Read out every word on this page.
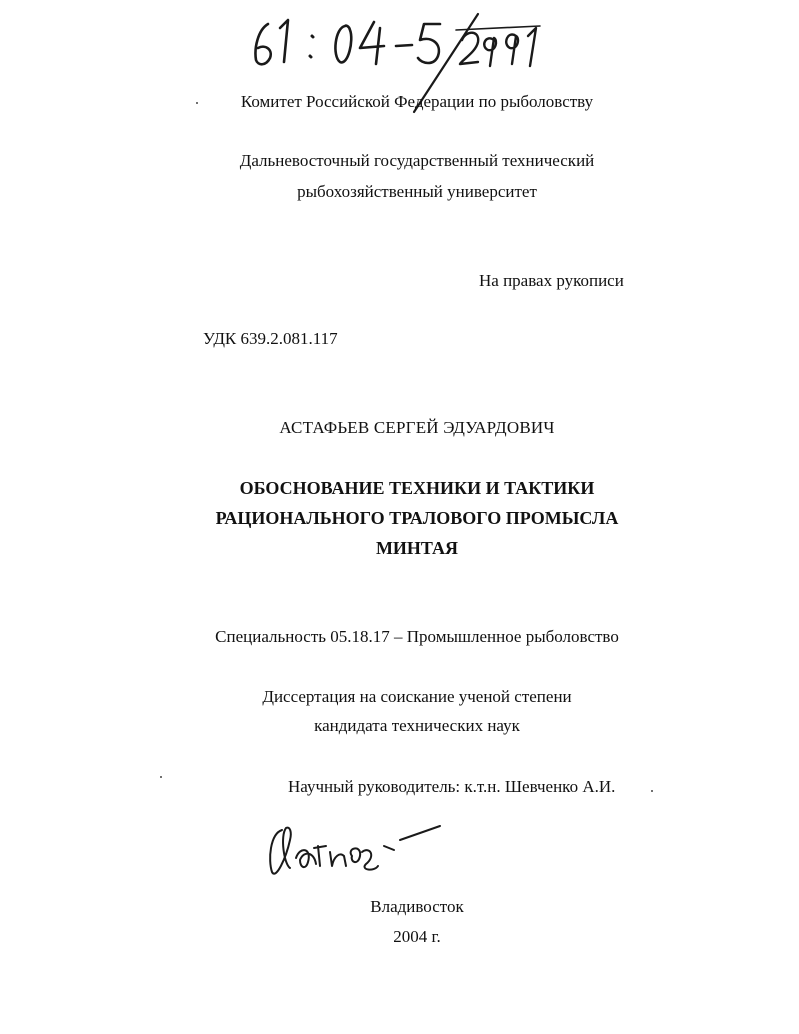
Комитет Российской Федерации по рыболовству
Дальневосточный государственный технический
рыбохозяйственный университет
На правах рукописи
УДК 639.2.081.117
АСТАФЬЕВ СЕРГЕЙ ЭДУАРДОВИЧ
ОБОСНОВАНИЕ ТЕХНИКИ И ТАКТИКИ
РАЦИОНАЛЬНОГО ТРАЛОВОГО ПРОМЫСЛА
МИНТАЯ
Специальность 05.18.17 – Промышленное рыболовство
Диссертация на соискание ученой степени
кандидата технических наук
Научный руководитель: к.т.н. Шевченко А.И.
Владивосток
2004 г.
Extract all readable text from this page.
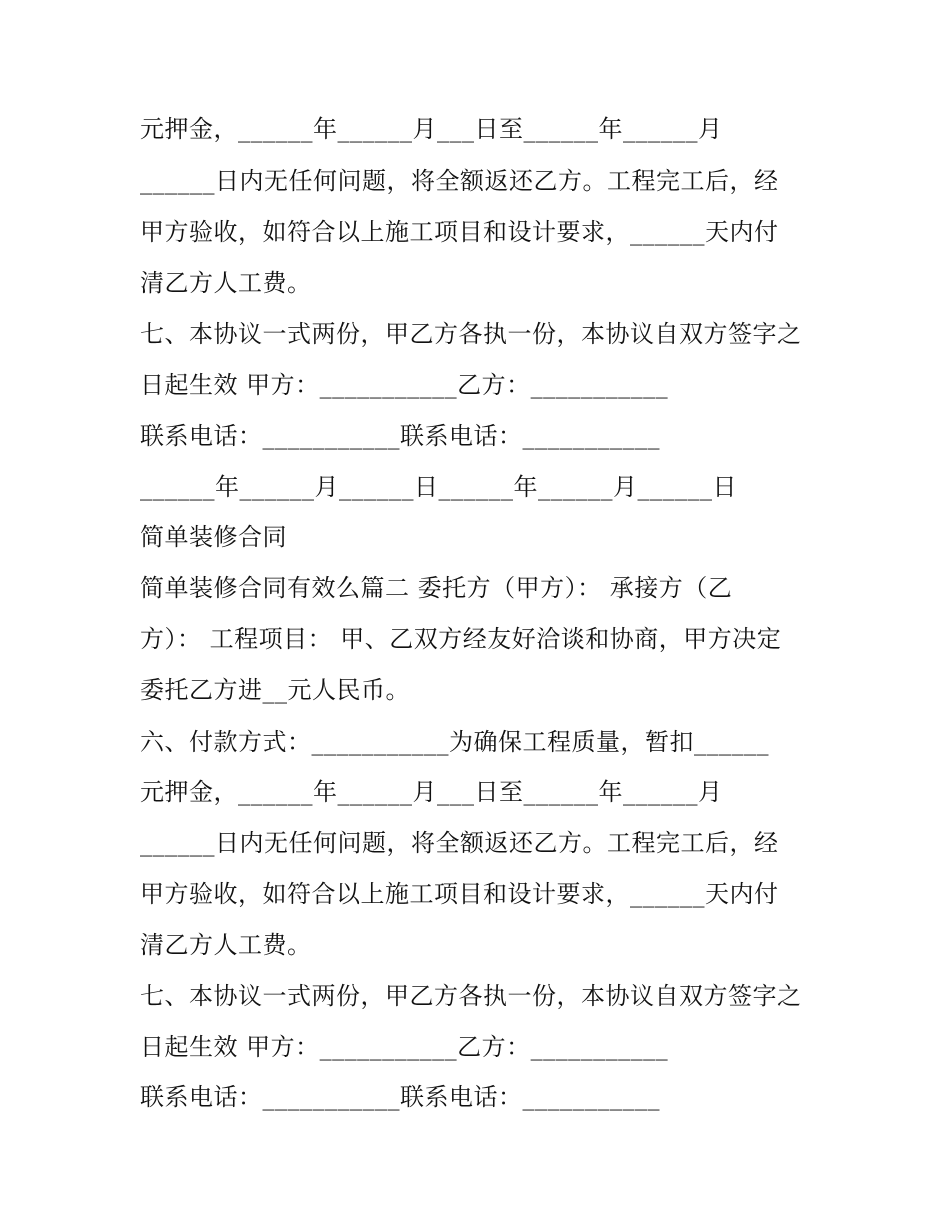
元押金，______年______月___日至______年______月
______日内无任何问题，将全额返还乙方。工程完工后，经
甲方验收，如符合以上施工项目和设计要求，______天内付
清乙方人工费。
七、本协议一式两份，甲乙方各执一份，本协议自双方签字之
日起生效 甲方：___________乙方：___________
联系电话：___________联系电话：___________
______年______月______日______年______月______日
简单装修合同
简单装修合同有效么篇二 委托方（甲方）： 承接方（乙
方）： 工程项目： 甲、乙双方经友好洽谈和协商，甲方决定
委托乙方进__元人民币。
六、付款方式：___________为确保工程质量，暂扣______
元押金，______年______月___日至______年______月
______日内无任何问题，将全额返还乙方。工程完工后，经
甲方验收，如符合以上施工项目和设计要求，______天内付
清乙方人工费。
七、本协议一式两份，甲乙方各执一份，本协议自双方签字之
日起生效 甲方：___________乙方：___________
联系电话：___________联系电话：___________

◇ ◇ ◇ ◇ ◇ ◇ ◇

EXERCISE DESCRIPTION
Keep every word of the data as it is when you write it out, but drop the pictures.

ANSWER TO THIS PROBLEM
Read out every word on this page.
Комитет Российской Федерации по рыболовству
Дальневосточный государственный технический
рыбохозяйственный университет
На правах рукописи
УДК 639.2.081.117
АСТАФЬЕВ СЕРГЕЙ ЭДУАРДОВИЧ
ОБОСНОВАНИЕ ТЕХНИКИ И ТАКТИКИ
РАЦИОНАЛЬНОГО ТРАЛОВОГО ПРОМЫСЛА
МИНТАЯ
Специальность 05.18.17 – Промышленное рыболовство
Диссертация на соискание ученой степени
кандидата технических наук
Научный руководитель: к.т.н. Шевченко А.И.
Владивосток
2004 г.
Extract all readable text from this page.
元押金，______年______月___日至______年______月
______日内无任何问题，将全额返还乙方。工程完工后，经
甲方验收，如符合以上施工项目和设计要求，______天内付
清乙方人工费。
七、本协议一式两份，甲乙方各执一份，本协议自双方签字之
日起生效 甲方：___________乙方：___________
联系电话：___________联系电话：___________
______年______月______日______年______月______日
简单装修合同
简单装修合同有效么篇二 委托方（甲方）： 承接方（乙
方）： 工程项目： 甲、乙双方经友好洽谈和协商，甲方决定
委托乙方进__元人民币。
六、付款方式：___________为确保工程质量，暂扣______
元押金，______年______月___日至______年______月
______日内无任何问题，将全额返还乙方。工程完工后，经
甲方验收，如符合以上施工项目和设计要求，______天内付
清乙方人工费。
七、本协议一式两份，甲乙方各执一份，本协议自双方签字之
日起生效 甲方：___________乙方：___________
联系电话：___________联系电话：___________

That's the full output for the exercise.